## Saved entries:
++++++++

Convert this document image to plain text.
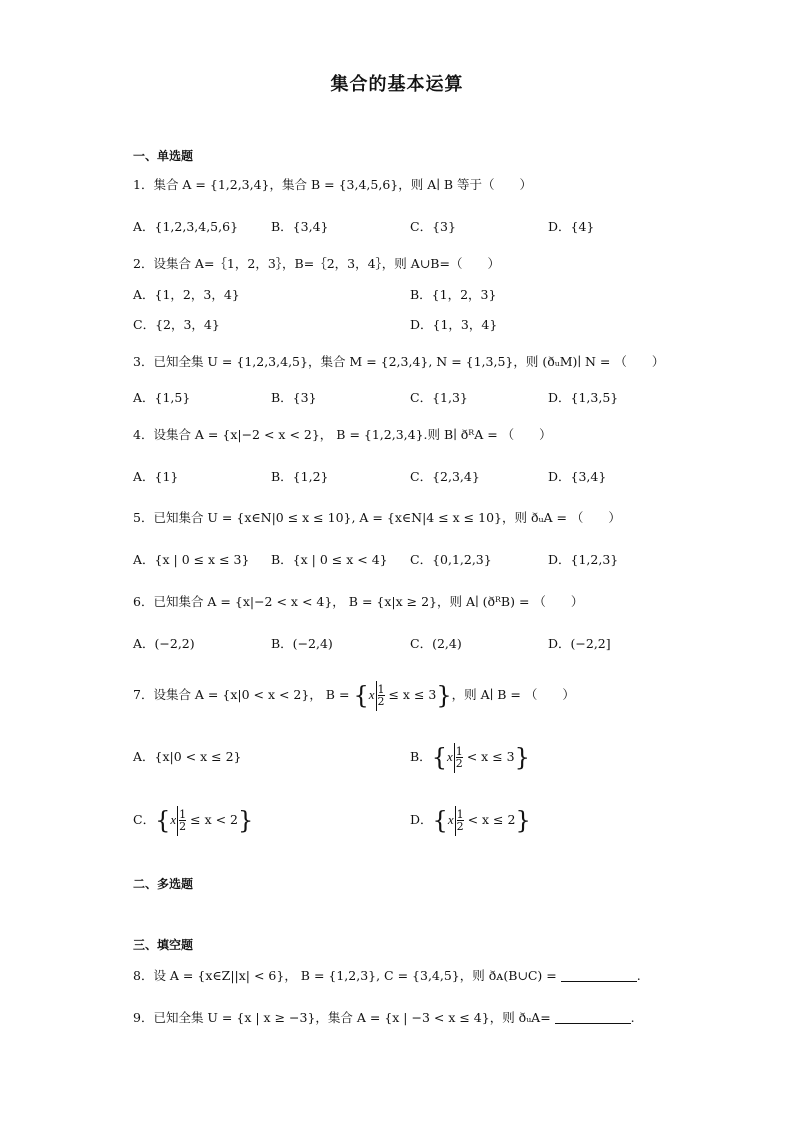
集合的基本运算
一、单选题
1．集合 A = {1,2,3,4}，集合 B = {3,4,5,6}，则 A∣ B 等于（　　）
A．{1,2,3,4,5,6}	B．{3,4}	C．{3}	D．{4}
2．设集合 A=｛1，2，3｝，B=｛2，3，4｝，则 A∪B=（　　）
A．{1，2，3，4}	B．{1，2，3}
C．{2，3，4}	D．{1，3，4}
3．已知全集 U = {1,2,3,4,5}，集合 M = {2,3,4}, N = {1,3,5}，则 (ðᵤM)∣ N = （　　）
A．{1,5}	B．{3}	C．{1,3}	D．{1,3,5}
4．设集合 A = {x|−2 < x < 2}， B = {1,2,3,4}.则 B∣ ðᴿA = （　　）
A．{1}	B．{1,2}	C．{2,3,4}	D．{3,4}
5．已知集合 U = {x∈N|0 ≤ x ≤ 10}, A = {x∈N|4 ≤ x ≤ 10}，则 ðᵤA = （　　）
A．{x | 0 ≤ x ≤ 3} B．{x | 0 ≤ x < 4} C．{0,1,2,3}	D．{1,2,3}
6．已知集合 A = {x|−2 < x < 4}， B = {x|x ≥ 2}，则 A∣ (ðᴿB) = （　　）
A．(−2,2)	B．(−2,4)	C．(2,4)	D．(−2,2]
7．设集合 A = {x|0 < x < 2}， $B = \{x \frac{1}{2} \le x \le 3\}$，则 A∣ B = （　　）
A．{x|0 < x ≤ 2}	B．$\{x \frac{1}{2} < x \le 3\}$
C．$\{x \frac{1}{2} \le x < 2\}$	D．$\{x \frac{1}{2} < x \le 2\}$
二、多选题
三、填空题
8．设 A = {x∈Z||x| < 6}， B = {1,2,3}, C = {3,4,5}，则 ðᴀ(B∪C) =	.
9．已知全集 U = {x | x ≥ −3}，集合 A = {x | −3 < x ≤ 4}，则 ðᵤA=	.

++++++++

## Request:
Write out all the entries again, word for word, and print no images.

## Answer for the task:
Convert this document image to plain text.
集合的基本运算
一、单选题
1．集合 A = {1,2,3,4}，集合 B = {3,4,5,6}，则 A∣ B 等于（　　）
A．{1,2,3,4,5,6}	B．{3,4}	C．{3}	D．{4}
2．设集合 A=｛1，2，3｝，B=｛2，3，4｝，则 A∪B=（　　）
A．{1，2，3，4}	B．{1，2，3}
C．{2，3，4}	D．{1，3，4}
3．已知全集 U = {1,2,3,4,5}，集合 M = {2,3,4}, N = {1,3,5}，则 (ðᵤM)∣ N = （　　）
A．{1,5}	B．{3}	C．{1,3}	D．{1,3,5}
4．设集合 A = {x|−2 < x < 2}， B = {1,2,3,4}.则 B∣ ðᴿA = （　　）
A．{1}	B．{1,2}	C．{2,3,4}	D．{3,4}
5．已知集合 U = {x∈N|0 ≤ x ≤ 10}, A = {x∈N|4 ≤ x ≤ 10}，则 ðᵤA = （　　）
A．{x | 0 ≤ x ≤ 3} B．{x | 0 ≤ x < 4} C．{0,1,2,3}	D．{1,2,3}
6．已知集合 A = {x|−2 < x < 4}， B = {x|x ≥ 2}，则 A∣ (ðᴿB) = （　　）
A．(−2,2)	B．(−2,4)	C．(2,4)	D．(−2,2]
7．设集合 A = {x|0 < x < 2}， $B = \{x \frac{1}{2} \le x \le 3\}$，则 A∣ B = （　　）
A．{x|0 < x ≤ 2}	B．$\{x \frac{1}{2} < x \le 3\}$
C．$\{x \frac{1}{2} \le x < 2\}$	D．$\{x \frac{1}{2} < x \le 2\}$
二、多选题
三、填空题
8．设 A = {x∈Z||x| < 6}， B = {1,2,3}, C = {3,4,5}，则 ðᴀ(B∪C) =	.
9．已知全集 U = {x | x ≥ −3}，集合 A = {x | −3 < x ≤ 4}，则 ðᵤA=	.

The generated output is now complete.